→ **Task objective**: Select the lines below containing the word "editor".

→ **Raw data**:
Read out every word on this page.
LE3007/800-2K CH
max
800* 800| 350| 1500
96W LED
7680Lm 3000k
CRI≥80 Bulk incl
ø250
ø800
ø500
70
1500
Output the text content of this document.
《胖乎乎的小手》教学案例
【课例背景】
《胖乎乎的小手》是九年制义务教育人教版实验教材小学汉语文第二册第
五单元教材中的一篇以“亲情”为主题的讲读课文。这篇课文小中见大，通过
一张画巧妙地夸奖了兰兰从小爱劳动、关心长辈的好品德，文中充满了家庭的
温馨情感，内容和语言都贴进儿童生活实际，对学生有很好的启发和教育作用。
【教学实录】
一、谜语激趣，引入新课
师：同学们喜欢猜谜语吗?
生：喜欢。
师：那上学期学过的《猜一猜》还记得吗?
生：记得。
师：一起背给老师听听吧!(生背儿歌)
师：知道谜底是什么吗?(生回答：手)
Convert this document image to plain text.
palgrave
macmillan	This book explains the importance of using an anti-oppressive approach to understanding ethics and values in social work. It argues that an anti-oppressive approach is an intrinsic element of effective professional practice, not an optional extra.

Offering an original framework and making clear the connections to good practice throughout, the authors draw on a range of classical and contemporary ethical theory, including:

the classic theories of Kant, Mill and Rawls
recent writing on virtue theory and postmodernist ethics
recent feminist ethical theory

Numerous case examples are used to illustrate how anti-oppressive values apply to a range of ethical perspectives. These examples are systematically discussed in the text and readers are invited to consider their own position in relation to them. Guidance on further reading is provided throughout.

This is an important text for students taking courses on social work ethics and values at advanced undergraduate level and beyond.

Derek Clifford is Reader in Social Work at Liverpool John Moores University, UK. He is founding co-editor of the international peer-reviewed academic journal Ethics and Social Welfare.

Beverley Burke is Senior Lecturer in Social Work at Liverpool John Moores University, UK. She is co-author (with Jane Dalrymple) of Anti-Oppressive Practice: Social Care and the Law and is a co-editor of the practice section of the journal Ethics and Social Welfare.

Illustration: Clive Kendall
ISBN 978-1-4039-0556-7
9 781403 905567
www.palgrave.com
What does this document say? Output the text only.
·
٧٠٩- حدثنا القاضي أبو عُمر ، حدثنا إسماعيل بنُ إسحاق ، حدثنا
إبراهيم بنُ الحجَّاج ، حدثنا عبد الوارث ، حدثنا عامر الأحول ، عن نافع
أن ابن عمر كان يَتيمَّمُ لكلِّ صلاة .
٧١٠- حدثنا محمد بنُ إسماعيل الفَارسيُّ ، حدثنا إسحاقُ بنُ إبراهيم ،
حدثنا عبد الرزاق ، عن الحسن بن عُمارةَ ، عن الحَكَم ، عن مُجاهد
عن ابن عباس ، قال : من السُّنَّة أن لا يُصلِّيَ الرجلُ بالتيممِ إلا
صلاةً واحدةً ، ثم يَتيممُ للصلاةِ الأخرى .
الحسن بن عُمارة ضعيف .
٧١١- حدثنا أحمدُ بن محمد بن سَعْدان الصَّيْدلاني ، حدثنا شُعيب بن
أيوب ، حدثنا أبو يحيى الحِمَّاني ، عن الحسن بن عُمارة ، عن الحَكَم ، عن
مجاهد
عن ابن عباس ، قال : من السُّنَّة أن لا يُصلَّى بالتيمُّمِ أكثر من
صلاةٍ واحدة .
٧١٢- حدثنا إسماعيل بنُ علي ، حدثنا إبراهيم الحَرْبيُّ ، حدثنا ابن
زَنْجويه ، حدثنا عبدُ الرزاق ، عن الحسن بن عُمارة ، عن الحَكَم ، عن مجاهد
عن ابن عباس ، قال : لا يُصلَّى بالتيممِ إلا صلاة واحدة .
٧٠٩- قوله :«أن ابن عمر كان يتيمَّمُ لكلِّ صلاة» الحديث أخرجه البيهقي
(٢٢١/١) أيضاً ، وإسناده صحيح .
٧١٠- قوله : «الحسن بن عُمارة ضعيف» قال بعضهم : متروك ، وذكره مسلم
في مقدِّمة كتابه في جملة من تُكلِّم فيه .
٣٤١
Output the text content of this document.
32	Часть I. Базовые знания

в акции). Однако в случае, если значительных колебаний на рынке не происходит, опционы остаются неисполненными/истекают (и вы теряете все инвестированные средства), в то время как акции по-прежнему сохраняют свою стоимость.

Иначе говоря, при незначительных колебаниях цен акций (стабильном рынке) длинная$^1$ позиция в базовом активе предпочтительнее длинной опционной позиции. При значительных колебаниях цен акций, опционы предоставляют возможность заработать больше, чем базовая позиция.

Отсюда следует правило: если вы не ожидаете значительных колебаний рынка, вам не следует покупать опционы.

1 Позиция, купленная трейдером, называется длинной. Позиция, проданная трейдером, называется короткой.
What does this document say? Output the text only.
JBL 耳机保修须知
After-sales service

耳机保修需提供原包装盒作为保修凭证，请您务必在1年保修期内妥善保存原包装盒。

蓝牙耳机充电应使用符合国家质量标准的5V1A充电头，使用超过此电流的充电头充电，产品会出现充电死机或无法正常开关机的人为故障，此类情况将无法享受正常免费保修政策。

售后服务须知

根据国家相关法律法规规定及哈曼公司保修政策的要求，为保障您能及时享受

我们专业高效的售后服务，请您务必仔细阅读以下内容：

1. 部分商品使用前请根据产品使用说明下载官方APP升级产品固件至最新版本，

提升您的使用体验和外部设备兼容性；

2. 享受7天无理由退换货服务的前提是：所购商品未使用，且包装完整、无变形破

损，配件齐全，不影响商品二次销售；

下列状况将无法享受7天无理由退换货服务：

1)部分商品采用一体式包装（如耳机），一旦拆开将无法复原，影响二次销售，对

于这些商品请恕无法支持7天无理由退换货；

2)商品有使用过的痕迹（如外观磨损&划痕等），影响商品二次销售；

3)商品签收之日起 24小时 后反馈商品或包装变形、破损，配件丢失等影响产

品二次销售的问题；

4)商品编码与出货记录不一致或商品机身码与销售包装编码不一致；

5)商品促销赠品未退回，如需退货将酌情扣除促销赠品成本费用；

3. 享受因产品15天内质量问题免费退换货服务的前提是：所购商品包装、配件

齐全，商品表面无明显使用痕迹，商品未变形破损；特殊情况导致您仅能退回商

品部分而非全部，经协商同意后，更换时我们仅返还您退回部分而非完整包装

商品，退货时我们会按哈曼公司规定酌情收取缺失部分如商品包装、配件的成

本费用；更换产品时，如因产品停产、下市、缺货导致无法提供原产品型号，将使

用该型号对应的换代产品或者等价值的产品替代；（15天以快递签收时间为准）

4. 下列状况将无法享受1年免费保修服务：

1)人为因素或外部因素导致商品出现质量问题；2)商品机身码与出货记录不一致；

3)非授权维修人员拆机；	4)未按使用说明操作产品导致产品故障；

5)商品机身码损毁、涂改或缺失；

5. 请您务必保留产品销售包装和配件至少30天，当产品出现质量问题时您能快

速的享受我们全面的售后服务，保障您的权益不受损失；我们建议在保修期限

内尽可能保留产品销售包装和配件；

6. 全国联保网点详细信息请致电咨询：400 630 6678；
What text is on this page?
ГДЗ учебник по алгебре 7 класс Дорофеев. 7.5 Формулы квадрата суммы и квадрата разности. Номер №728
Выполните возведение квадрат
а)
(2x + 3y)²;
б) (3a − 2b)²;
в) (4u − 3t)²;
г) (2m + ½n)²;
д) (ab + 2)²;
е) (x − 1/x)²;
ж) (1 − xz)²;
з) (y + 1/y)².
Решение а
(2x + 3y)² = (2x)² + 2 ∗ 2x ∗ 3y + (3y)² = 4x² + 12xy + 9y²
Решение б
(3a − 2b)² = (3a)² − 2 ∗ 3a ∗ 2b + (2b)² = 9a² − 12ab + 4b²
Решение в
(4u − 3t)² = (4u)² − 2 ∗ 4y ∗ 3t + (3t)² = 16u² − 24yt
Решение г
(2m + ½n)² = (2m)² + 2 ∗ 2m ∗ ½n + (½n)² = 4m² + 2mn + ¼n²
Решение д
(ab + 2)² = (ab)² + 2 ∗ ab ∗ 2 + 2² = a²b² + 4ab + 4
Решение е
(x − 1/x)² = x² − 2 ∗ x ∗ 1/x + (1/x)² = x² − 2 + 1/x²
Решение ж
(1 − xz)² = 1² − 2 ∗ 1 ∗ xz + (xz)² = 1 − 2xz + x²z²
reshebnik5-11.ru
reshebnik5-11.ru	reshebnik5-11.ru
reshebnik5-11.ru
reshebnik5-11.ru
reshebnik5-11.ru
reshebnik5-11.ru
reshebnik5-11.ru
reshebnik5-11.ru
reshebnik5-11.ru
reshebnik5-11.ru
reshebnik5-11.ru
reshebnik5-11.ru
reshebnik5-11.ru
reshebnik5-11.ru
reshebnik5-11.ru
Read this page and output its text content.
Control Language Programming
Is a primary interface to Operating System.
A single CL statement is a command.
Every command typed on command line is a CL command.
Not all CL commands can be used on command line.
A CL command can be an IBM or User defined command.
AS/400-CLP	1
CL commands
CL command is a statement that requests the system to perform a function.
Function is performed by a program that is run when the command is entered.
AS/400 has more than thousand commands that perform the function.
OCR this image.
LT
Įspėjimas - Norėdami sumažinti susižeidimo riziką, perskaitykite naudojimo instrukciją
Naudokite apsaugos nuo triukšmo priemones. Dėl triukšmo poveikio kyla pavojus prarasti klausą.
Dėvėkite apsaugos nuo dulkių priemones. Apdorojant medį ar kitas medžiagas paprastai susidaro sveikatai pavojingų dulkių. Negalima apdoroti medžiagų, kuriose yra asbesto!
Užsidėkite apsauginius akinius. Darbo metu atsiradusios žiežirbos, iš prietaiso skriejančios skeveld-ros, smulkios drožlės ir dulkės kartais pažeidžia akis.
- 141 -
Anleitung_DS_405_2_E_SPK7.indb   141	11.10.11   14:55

→ **Solution to the exercise**:
Derek Clifford is Reader in Social Work at Liverpool John Moores University, UK. He is founding co-editor of the international peer-reviewed academic journal Ethics and Social Welfare.
Beverley Burke is Senior Lecturer in Social Work at Liverpool John Moores University, UK. She is co-author (with Jane Dalrymple) of Anti-Oppressive Practice: Social Care and the Law and is a co-editor of the practice section of the journal Ethics and Social Welfare.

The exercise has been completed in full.